▶ GIVEN PROBLEM
Render this sentence from the San Diego housing op-ed in Spanish: "Complete Communities is not a cure-all for San Diego’s housing problems."

▶ SELECTION
++++++++
‘Complete Communities’ Is Not a Cure for San Diego’s Affordable Housing Crisis

by Danna Givot / Times of San Diego / April 2, 2024

The Building Industry Association touts the Complete Communities Now program as ramping up production of more affordable homes, but this deserves a closer look. Complete Communities is not a cure-all for San Diego’s housing problems.

[Please see original for important links]

As of July 1, our city’s inclusionary housing code requires that new development with 10 or more units must reserve 10% of those units for very low and low-income households. But Complete Communities has not — and will not — deliver on that promise.

Not counting taxpayer-subsidized projects, the current version of Complete Communities has produced just 6.2% of those truly affordable units. The two biggest projects in the pipeline provide 42 truly affordable units out of 1,577 — a measly 2.7%, because the developers are gaming the system and scamming the City.

Also, a recent code change now allows these meager numbers of affordable units to be moved offsite from the main project, making these “incomplete communities,” to quote Councilmember Joe LaCava. The Planning Department sold Complete Communities to the City Council as an “equitable…diverse…inclusive” building program that would contribute to San Diego’s equity efforts, but now the program simply reinforces existing inequalities. It moves affordable units elsewhere — often to  lower opportunity neighborhoods — and uses taxpayer funds to build them, instead of requiring developers to foot the bill in exchange for the out-of-scale density bonuses they’re getting.

Worse yet, many Complete Communities projects demolish existing naturally occurring affordable housing on those properties. This can result in a net loss in the number of truly affordable units in the market.
++++++++
▶ RECORDS PROVIDED
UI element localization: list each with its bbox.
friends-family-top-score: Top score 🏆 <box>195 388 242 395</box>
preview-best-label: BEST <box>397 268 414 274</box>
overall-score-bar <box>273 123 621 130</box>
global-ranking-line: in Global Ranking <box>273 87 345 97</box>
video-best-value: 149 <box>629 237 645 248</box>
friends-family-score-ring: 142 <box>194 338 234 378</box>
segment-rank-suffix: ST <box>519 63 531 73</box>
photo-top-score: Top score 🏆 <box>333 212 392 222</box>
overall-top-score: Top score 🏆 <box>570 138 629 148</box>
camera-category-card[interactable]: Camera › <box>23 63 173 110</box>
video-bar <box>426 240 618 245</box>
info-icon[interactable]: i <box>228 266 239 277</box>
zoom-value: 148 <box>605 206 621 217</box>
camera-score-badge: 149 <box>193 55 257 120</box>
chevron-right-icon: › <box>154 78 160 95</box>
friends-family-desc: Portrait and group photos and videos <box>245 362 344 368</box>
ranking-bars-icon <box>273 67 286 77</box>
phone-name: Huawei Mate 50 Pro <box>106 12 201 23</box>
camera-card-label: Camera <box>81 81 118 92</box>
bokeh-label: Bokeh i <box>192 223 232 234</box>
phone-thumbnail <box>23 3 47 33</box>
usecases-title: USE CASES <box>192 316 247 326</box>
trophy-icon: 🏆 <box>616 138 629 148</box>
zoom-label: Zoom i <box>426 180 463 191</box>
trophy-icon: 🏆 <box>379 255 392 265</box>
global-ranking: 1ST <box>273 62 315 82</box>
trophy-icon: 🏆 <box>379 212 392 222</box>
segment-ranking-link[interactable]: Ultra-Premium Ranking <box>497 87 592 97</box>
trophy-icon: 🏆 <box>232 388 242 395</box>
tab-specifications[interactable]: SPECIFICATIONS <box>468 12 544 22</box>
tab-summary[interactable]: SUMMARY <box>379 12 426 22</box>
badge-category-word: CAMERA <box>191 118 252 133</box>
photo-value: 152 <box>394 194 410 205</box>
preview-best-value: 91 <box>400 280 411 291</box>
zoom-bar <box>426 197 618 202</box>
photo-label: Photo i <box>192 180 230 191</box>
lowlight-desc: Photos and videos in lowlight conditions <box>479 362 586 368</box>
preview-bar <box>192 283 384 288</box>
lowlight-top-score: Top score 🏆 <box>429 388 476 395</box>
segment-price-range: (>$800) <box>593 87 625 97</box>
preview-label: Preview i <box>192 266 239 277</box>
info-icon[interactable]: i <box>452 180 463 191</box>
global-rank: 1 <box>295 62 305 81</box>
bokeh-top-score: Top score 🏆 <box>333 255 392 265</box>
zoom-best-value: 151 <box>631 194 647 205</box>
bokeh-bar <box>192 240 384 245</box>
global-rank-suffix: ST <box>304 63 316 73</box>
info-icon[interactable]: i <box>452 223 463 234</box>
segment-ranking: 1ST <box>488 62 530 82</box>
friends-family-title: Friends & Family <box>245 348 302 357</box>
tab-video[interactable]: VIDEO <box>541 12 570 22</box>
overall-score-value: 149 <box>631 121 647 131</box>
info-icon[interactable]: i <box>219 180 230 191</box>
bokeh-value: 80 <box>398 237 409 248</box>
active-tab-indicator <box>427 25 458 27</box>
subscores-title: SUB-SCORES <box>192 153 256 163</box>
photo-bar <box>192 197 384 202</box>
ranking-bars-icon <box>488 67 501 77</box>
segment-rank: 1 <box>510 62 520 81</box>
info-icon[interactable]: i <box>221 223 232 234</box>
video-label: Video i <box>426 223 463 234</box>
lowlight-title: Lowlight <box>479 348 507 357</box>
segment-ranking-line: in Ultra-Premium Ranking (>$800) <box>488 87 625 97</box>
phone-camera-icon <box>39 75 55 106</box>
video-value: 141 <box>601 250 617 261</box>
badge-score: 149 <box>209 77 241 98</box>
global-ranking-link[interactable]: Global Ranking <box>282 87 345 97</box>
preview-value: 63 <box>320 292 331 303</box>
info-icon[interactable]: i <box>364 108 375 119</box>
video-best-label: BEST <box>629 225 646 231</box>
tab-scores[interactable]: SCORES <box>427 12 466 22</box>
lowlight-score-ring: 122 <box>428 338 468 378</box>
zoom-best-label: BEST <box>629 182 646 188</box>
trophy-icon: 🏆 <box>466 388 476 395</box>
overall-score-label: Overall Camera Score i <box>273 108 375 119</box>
++++++++
▶ WRITTEN ANSWER
Complete Communities no es una panacea para los problemas de vivienda de San Diego.